What this task involves: All records are to be retyped faithfully and completely.

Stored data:
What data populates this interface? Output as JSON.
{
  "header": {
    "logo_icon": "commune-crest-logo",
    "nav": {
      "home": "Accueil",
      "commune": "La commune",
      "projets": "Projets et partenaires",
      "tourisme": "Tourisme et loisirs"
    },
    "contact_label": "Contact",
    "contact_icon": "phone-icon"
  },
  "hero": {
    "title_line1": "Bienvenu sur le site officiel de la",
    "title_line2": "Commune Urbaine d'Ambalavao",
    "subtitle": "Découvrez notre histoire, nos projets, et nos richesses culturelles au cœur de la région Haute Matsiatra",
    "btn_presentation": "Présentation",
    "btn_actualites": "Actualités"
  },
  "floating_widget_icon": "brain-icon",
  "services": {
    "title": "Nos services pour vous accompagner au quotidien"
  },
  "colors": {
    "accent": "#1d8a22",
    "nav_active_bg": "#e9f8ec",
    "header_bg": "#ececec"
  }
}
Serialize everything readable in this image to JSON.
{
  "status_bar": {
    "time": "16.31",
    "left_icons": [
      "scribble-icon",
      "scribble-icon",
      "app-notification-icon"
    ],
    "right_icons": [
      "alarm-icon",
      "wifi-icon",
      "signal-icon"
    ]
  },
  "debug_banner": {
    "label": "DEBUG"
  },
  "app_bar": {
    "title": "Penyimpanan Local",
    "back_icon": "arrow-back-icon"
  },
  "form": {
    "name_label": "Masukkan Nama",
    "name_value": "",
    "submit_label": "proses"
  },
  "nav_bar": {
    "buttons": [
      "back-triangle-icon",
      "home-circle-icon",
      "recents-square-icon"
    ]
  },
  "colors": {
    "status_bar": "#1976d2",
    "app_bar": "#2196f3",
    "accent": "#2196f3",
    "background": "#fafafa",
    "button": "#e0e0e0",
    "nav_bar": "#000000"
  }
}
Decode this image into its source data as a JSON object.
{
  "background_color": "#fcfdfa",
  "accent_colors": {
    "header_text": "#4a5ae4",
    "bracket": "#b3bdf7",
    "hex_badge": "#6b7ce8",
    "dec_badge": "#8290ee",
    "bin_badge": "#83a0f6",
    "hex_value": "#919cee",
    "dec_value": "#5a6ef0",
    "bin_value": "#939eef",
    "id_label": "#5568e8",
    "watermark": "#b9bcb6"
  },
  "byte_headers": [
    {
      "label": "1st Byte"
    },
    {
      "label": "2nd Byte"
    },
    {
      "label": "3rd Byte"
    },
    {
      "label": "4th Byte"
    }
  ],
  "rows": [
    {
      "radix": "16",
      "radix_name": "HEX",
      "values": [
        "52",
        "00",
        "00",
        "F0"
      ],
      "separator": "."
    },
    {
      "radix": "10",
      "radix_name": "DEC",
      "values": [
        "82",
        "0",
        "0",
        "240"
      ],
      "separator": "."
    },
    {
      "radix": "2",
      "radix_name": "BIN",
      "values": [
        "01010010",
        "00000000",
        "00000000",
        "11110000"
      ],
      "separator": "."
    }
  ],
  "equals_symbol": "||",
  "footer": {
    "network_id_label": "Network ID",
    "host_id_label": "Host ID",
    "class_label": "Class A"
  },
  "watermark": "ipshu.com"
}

Exercise answer:
What data populates this interface? Output as JSON.
{
  "header": {
    "logo_icon": "commune-crest-logo",
    "nav": {
      "home": "Accueil",
      "commune": "La commune",
      "projets": "Projets et partenaires",
      "tourisme": "Tourisme et loisirs"
    },
    "contact_label": "Contact",
    "contact_icon": "phone-icon"
  },
  "hero": {
    "title_line1": "Bienvenu sur le site officiel de la",
    "title_line2": "Commune Urbaine d'Ambalavao",
    "subtitle": "Découvrez notre histoire, nos projets, et nos richesses culturelles au cœur de la région Haute Matsiatra",
    "btn_presentation": "Présentation",
    "btn_actualites": "Actualités"
  },
  "floating_widget_icon": "brain-icon",
  "services": {
    "title": "Nos services pour vous accompagner au quotidien"
  },
  "colors": {
    "accent": "#1d8a22",
    "nav_active_bg": "#e9f8ec",
    "header_bg": "#ececec"
  }
}
Serialize everything readable in this image to JSON.
{
  "status_bar": {
    "time": "16.31",
    "left_icons": [
      "scribble-icon",
      "scribble-icon",
      "app-notification-icon"
    ],
    "right_icons": [
      "alarm-icon",
      "wifi-icon",
      "signal-icon"
    ]
  },
  "debug_banner": {
    "label": "DEBUG"
  },
  "app_bar": {
    "title": "Penyimpanan Local",
    "back_icon": "arrow-back-icon"
  },
  "form": {
    "name_label": "Masukkan Nama",
    "name_value": "",
    "submit_label": "proses"
  },
  "nav_bar": {
    "buttons": [
      "back-triangle-icon",
      "home-circle-icon",
      "recents-square-icon"
    ]
  },
  "colors": {
    "status_bar": "#1976d2",
    "app_bar": "#2196f3",
    "accent": "#2196f3",
    "background": "#fafafa",
    "button": "#e0e0e0",
    "nav_bar": "#000000"
  }
}
Decode this image into its source data as a JSON object.
{
  "background_color": "#fcfdfa",
  "accent_colors": {
    "header_text": "#4a5ae4",
    "bracket": "#b3bdf7",
    "hex_badge": "#6b7ce8",
    "dec_badge": "#8290ee",
    "bin_badge": "#83a0f6",
    "hex_value": "#919cee",
    "dec_value": "#5a6ef0",
    "bin_value": "#939eef",
    "id_label": "#5568e8",
    "watermark": "#b9bcb6"
  },
  "byte_headers": [
    {
      "label": "1st Byte"
    },
    {
      "label": "2nd Byte"
    },
    {
      "label": "3rd Byte"
    },
    {
      "label": "4th Byte"
    }
  ],
  "rows": [
    {
      "radix": "16",
      "radix_name": "HEX",
      "values": [
        "52",
        "00",
        "00",
        "F0"
      ],
      "separator": "."
    },
    {
      "radix": "10",
      "radix_name": "DEC",
      "values": [
        "82",
        "0",
        "0",
        "240"
      ],
      "separator": "."
    },
    {
      "radix": "2",
      "radix_name": "BIN",
      "values": [
        "01010010",
        "00000000",
        "00000000",
        "11110000"
      ],
      "separator": "."
    }
  ],
  "equals_symbol": "||",
  "footer": {
    "network_id_label": "Network ID",
    "host_id_label": "Host ID",
    "class_label": "Class A"
  },
  "watermark": "ipshu.com"
}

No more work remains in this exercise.